>> start Text segment

Government Accountability Office Can Provide Oversight of NSA…if Congress would just Ask

Sunday, January 12, 2014

Members of Congress seeking greater oversight of the National Security Agency (NSA) in the wake of last year’s spying revelations have an important—and underused—resource at their disposal: the Government Accountability Office (GAO).

 

At one time, back in the 1990s, the GAO worked closely with the NSA to perform audits and investigations of the spy agency’s work. But over time lawmakers inexplicably stopped asking GAO auditors to check in on NSA programs, resulting in the congressional watchdog vacating its offices at NSA headquarters.

 

David M. Walker, one-time head of the GAO, told the Senate back in 2008 that his office still had space at the NSA. But, he added, they ceased using it because they were no longer “getting any requests [from Congress]” to investigate the NSA.

>> end Text segment
>> start Record list

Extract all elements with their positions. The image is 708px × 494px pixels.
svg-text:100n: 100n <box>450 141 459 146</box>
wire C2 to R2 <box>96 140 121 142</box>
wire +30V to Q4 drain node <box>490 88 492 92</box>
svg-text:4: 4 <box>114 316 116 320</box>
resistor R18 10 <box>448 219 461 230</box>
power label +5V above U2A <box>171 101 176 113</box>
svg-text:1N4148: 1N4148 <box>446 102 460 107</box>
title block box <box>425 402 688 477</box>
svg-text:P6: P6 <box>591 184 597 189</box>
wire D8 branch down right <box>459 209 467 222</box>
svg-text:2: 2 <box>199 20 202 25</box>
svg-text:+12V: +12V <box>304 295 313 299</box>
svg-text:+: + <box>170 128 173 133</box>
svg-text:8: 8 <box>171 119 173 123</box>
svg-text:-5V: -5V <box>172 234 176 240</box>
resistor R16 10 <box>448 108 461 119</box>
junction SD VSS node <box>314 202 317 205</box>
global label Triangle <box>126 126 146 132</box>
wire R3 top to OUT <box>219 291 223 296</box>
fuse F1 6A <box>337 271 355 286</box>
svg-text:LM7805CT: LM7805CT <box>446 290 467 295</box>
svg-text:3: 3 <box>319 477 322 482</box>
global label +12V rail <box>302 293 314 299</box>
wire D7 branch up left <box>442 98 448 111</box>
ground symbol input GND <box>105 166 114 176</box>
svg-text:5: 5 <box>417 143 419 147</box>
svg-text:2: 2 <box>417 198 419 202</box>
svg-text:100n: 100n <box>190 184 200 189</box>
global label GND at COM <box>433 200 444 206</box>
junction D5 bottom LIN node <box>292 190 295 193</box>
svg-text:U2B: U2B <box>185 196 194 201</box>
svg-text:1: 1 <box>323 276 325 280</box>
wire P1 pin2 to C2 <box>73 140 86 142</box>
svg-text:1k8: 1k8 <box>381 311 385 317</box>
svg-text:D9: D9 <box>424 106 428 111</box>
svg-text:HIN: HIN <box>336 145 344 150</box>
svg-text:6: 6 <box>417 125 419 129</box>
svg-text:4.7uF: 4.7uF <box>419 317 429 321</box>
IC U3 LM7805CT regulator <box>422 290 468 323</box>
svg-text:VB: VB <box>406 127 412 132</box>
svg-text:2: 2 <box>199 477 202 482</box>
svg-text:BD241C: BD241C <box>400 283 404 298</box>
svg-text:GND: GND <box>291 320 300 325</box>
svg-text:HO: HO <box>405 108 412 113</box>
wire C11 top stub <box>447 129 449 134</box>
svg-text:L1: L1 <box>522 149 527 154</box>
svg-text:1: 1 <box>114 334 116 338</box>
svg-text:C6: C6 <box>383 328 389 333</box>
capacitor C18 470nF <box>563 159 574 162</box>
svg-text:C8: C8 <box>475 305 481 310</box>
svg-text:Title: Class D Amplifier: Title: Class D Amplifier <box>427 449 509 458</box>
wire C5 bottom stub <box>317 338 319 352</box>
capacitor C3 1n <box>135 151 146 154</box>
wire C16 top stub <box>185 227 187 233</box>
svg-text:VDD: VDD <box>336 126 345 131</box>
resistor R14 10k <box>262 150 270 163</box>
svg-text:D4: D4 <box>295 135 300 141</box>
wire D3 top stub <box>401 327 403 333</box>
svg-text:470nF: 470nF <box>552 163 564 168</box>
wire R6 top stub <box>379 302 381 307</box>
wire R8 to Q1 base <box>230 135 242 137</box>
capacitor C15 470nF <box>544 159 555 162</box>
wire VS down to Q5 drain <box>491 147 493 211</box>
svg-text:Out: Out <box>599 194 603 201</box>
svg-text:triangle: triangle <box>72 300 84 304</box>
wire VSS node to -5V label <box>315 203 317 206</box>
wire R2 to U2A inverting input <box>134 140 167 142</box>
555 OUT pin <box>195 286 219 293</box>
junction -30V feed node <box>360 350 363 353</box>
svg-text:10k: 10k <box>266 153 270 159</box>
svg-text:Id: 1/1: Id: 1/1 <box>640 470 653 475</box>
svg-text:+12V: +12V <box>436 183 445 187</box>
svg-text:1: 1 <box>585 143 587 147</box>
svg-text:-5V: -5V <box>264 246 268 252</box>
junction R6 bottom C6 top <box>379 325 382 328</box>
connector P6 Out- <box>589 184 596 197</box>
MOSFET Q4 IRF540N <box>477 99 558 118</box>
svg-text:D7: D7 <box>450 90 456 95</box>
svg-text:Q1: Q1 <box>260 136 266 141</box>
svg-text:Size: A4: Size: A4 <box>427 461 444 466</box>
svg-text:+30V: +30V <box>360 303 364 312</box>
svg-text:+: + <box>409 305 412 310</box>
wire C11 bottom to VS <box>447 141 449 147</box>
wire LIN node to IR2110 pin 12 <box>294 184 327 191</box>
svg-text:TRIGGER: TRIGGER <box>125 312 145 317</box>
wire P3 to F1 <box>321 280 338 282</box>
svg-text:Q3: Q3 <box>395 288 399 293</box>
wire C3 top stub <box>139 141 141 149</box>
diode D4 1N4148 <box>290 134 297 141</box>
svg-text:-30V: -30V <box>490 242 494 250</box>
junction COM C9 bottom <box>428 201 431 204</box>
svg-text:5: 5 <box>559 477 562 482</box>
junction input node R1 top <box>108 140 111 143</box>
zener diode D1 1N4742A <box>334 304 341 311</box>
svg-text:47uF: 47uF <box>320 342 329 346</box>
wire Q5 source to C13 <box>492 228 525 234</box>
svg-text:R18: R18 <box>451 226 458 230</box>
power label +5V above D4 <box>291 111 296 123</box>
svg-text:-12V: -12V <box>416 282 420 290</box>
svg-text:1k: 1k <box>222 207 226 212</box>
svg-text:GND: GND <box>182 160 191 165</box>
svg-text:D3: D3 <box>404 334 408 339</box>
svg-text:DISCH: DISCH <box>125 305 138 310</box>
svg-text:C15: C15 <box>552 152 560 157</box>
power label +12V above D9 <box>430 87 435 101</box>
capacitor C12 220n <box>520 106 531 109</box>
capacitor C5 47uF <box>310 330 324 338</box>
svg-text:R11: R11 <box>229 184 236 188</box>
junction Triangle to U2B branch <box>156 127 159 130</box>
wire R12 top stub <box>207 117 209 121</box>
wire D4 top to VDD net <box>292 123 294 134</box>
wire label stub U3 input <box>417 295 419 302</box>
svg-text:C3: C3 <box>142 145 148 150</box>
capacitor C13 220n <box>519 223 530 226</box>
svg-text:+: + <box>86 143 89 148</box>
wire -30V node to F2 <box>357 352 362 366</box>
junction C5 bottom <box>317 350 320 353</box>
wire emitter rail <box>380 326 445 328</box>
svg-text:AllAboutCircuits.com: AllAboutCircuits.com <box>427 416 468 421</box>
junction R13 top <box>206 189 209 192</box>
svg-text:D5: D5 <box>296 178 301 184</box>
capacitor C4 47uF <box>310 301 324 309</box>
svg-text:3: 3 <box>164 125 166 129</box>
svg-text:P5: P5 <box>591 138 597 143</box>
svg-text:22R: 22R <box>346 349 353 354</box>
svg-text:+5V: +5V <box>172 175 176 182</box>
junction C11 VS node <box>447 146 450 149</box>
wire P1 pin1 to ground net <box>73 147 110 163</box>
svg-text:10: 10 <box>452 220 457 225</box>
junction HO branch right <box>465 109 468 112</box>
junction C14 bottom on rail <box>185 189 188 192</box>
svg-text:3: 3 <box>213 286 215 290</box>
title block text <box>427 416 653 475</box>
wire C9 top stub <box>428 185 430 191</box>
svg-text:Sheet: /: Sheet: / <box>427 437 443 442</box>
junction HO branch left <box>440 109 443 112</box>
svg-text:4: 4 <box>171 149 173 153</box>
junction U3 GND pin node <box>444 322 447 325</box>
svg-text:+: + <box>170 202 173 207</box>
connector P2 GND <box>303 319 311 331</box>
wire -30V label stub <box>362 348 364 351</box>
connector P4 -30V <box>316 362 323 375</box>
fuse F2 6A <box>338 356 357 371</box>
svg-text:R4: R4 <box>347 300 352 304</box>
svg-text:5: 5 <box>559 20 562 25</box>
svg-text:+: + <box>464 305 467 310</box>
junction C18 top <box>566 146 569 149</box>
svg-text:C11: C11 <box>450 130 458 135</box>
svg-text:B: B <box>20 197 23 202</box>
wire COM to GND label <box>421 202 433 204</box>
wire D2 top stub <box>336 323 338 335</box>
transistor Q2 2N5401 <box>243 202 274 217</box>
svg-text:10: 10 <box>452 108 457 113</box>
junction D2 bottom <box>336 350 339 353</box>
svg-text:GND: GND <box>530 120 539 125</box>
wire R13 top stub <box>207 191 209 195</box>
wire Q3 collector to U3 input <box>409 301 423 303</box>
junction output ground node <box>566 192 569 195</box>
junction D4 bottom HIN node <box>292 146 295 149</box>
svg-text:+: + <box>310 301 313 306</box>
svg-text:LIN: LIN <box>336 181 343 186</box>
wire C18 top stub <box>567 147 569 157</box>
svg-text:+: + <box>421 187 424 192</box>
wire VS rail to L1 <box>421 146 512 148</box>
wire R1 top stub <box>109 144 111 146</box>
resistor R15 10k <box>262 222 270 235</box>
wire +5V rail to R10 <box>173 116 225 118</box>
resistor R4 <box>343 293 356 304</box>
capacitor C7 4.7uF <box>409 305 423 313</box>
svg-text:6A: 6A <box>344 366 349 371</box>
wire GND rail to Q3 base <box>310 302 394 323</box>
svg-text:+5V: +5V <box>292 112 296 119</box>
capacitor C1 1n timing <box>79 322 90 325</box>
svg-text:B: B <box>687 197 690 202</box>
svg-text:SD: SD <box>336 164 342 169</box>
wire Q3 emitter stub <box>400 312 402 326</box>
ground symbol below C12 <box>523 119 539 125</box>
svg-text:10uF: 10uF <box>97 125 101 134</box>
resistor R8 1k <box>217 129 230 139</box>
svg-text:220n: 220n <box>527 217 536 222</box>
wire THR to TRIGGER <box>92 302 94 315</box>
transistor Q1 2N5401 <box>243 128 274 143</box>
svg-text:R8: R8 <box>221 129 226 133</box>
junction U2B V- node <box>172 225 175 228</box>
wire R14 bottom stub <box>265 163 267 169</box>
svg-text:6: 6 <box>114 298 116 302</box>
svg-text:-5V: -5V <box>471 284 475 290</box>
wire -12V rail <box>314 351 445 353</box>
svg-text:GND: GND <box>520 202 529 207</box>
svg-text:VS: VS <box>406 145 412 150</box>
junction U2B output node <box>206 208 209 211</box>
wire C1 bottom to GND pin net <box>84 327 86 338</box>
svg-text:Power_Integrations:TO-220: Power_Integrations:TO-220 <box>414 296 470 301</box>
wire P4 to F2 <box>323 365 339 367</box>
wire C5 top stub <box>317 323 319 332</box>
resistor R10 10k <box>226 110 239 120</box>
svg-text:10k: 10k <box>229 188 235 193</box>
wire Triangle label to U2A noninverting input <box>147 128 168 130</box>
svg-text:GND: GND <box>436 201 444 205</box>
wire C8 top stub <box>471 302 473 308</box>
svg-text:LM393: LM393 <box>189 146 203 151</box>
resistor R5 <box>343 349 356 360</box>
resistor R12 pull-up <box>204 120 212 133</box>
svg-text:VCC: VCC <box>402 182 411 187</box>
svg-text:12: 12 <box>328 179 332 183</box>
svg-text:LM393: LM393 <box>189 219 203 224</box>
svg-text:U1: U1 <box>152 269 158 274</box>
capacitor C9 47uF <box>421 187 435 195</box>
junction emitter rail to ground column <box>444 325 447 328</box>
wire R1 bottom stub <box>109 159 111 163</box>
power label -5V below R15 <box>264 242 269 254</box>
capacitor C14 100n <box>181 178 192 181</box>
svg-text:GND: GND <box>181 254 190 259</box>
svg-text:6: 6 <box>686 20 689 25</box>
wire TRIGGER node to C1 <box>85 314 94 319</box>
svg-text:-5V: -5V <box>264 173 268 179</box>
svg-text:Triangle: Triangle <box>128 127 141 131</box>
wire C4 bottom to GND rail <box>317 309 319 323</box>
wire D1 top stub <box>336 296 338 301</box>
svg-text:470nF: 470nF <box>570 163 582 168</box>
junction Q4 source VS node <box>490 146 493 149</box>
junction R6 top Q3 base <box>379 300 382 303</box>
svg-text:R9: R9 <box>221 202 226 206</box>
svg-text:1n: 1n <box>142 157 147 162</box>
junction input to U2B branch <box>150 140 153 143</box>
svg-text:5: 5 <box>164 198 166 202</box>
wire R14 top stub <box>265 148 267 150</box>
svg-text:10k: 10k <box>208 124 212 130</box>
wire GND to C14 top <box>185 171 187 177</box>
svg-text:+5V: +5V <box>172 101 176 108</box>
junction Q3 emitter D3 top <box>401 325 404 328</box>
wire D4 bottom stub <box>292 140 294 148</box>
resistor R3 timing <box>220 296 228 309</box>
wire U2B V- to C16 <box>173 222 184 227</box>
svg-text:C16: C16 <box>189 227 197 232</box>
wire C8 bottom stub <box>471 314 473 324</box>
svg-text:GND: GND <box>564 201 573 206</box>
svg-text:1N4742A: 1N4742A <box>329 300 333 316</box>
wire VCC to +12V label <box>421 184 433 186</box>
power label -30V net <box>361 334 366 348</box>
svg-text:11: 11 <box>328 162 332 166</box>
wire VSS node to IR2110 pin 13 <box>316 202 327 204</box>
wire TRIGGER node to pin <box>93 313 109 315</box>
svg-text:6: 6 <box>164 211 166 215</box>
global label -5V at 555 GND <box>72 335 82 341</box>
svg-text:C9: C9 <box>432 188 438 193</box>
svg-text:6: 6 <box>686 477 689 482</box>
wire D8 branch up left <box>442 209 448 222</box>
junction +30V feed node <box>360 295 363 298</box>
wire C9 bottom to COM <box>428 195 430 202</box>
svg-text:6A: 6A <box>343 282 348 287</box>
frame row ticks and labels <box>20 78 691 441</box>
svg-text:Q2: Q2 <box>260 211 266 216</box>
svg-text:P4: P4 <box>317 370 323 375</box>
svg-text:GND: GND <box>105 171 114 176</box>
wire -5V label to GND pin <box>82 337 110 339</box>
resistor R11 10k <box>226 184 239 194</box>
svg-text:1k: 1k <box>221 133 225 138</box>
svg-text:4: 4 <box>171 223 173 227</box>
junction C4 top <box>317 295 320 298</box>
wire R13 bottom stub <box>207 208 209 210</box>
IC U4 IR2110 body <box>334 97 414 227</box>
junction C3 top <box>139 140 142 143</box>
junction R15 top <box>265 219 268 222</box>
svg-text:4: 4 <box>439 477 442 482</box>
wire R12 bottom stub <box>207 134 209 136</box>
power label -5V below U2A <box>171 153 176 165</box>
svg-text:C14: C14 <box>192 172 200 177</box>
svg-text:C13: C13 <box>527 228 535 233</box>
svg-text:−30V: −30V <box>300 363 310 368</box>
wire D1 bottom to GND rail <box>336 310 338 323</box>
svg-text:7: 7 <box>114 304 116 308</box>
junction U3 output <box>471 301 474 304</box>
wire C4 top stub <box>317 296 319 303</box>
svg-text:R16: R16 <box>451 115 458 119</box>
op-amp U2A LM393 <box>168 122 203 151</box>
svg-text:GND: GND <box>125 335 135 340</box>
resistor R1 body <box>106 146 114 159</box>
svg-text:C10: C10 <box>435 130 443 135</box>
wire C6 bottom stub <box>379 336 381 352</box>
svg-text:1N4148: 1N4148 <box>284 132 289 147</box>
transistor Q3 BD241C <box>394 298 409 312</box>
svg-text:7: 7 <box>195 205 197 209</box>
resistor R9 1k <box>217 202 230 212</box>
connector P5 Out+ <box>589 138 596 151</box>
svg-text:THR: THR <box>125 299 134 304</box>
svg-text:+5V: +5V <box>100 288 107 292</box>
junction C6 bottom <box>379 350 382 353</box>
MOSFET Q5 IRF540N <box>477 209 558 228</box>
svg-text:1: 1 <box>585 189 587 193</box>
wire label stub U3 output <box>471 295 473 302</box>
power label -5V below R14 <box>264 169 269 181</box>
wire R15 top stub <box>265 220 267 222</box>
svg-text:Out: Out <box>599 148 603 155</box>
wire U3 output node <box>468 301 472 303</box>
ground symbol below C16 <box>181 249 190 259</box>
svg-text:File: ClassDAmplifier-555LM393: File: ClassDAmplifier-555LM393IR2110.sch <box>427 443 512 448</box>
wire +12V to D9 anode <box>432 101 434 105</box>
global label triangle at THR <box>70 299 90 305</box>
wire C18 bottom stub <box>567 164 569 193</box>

>> end Record list

*Stated task*
Echo the entire text about GAO oversight of the NSA word for word. The records aren't required for this.

*The completed task*
Government Accountability Office Can Provide Oversight of NSA…if Congress would just Ask

Sunday, January 12, 2014

Members of Congress seeking greater oversight of the National Security Agency (NSA) in the wake of last year’s spying revelations have an important—and underused—resource at their disposal: the Government Accountability Office (GAO).

 

At one time, back in the 1990s, the GAO worked closely with the NSA to perform audits and investigations of the spy agency’s work. But over time lawmakers inexplicably stopped asking GAO auditors to check in on NSA programs, resulting in the congressional watchdog vacating its offices at NSA headquarters.

 

David M. Walker, one-time head of the GAO, told the Senate back in 2008 that his office still had space at the NSA. But, he added, they ceased using it because they were no longer “getting any requests [from Congress]” to investigate the NSA.